**INSTRUCTION:** In the entries below, how many lines hold the string "source"? Give only the number.

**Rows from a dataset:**
***

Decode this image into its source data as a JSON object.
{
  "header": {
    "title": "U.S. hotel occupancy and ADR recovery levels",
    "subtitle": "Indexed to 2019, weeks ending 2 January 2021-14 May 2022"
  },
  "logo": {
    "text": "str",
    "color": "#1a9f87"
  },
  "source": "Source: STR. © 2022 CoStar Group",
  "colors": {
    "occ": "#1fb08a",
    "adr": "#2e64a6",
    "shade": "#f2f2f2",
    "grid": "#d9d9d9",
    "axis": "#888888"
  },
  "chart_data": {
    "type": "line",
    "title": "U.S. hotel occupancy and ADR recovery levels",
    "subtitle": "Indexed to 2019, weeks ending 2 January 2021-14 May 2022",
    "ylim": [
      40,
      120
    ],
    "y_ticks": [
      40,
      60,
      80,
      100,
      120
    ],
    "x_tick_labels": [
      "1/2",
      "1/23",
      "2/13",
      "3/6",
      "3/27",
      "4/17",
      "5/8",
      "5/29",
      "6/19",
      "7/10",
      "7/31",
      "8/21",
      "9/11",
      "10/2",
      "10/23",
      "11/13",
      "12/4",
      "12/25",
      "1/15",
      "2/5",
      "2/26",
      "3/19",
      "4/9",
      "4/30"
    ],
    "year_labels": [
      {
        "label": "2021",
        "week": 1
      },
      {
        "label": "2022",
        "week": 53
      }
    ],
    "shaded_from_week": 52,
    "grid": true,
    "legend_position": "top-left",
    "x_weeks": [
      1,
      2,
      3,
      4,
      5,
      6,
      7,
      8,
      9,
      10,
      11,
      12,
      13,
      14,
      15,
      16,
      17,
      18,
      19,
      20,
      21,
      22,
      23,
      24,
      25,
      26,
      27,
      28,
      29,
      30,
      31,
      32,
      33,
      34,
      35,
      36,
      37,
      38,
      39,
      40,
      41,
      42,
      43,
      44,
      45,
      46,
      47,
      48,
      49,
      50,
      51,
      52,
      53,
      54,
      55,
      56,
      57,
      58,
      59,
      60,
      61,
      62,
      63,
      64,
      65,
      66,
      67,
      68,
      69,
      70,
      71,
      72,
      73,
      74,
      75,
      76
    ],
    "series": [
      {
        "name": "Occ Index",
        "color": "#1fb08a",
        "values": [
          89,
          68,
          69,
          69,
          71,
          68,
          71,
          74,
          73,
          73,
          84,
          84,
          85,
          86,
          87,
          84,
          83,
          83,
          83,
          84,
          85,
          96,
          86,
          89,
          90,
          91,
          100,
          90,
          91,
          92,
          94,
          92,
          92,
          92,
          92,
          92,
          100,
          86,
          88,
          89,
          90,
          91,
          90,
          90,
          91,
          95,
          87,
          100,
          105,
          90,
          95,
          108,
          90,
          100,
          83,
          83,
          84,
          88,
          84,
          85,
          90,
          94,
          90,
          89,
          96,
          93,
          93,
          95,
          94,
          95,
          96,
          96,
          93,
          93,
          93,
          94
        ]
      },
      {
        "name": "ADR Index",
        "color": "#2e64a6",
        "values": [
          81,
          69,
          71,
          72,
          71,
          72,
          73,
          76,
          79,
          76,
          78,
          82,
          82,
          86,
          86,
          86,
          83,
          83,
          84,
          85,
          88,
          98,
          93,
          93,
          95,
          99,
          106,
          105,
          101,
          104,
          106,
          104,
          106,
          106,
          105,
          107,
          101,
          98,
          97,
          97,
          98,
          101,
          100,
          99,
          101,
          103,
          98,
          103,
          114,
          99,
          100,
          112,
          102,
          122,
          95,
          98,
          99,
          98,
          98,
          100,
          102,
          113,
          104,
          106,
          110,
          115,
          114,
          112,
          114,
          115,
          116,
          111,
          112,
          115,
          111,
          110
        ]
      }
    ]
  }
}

***

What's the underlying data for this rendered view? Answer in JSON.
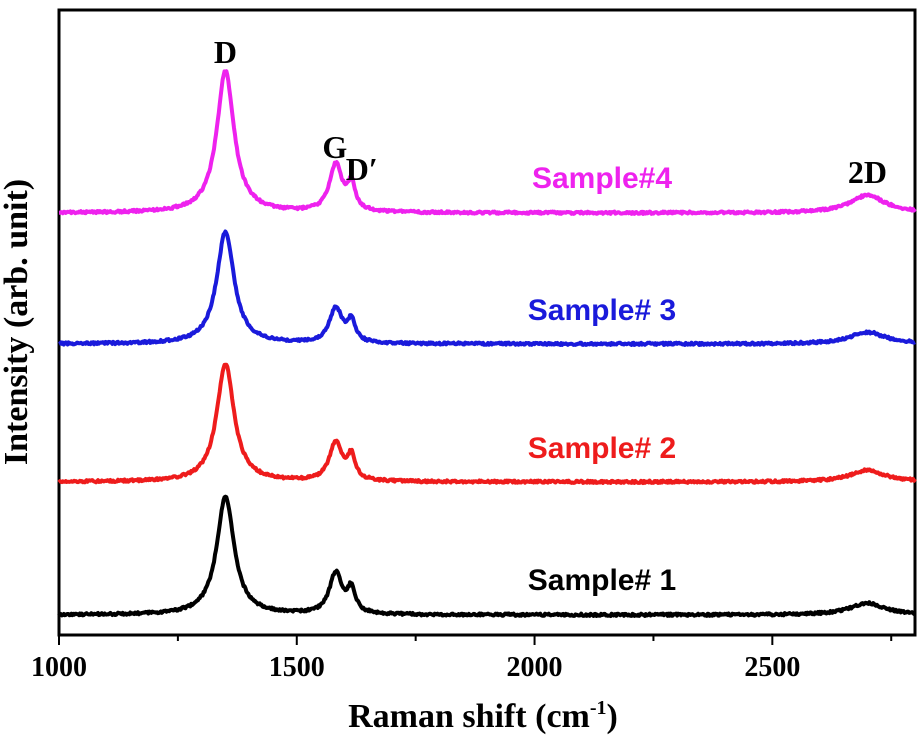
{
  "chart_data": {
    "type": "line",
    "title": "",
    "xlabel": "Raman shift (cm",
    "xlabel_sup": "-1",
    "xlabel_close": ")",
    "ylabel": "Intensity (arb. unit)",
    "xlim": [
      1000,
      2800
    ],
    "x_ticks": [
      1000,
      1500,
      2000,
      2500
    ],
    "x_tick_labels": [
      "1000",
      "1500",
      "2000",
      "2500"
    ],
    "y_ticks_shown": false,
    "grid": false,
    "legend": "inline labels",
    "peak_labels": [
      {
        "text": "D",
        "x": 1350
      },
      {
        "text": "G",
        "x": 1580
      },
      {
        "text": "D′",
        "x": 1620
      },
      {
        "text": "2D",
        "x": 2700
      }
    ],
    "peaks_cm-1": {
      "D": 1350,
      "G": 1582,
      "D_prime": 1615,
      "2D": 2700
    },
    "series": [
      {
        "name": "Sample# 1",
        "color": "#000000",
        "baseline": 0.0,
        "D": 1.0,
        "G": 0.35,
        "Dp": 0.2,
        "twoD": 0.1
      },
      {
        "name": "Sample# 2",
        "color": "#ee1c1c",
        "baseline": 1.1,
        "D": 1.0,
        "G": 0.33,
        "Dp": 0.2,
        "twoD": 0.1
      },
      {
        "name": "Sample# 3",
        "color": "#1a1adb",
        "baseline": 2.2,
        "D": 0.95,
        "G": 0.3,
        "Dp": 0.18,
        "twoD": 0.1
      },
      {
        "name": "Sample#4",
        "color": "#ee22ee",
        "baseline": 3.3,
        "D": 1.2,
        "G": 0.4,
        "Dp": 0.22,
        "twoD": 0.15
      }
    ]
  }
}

***

**RESULT:** 2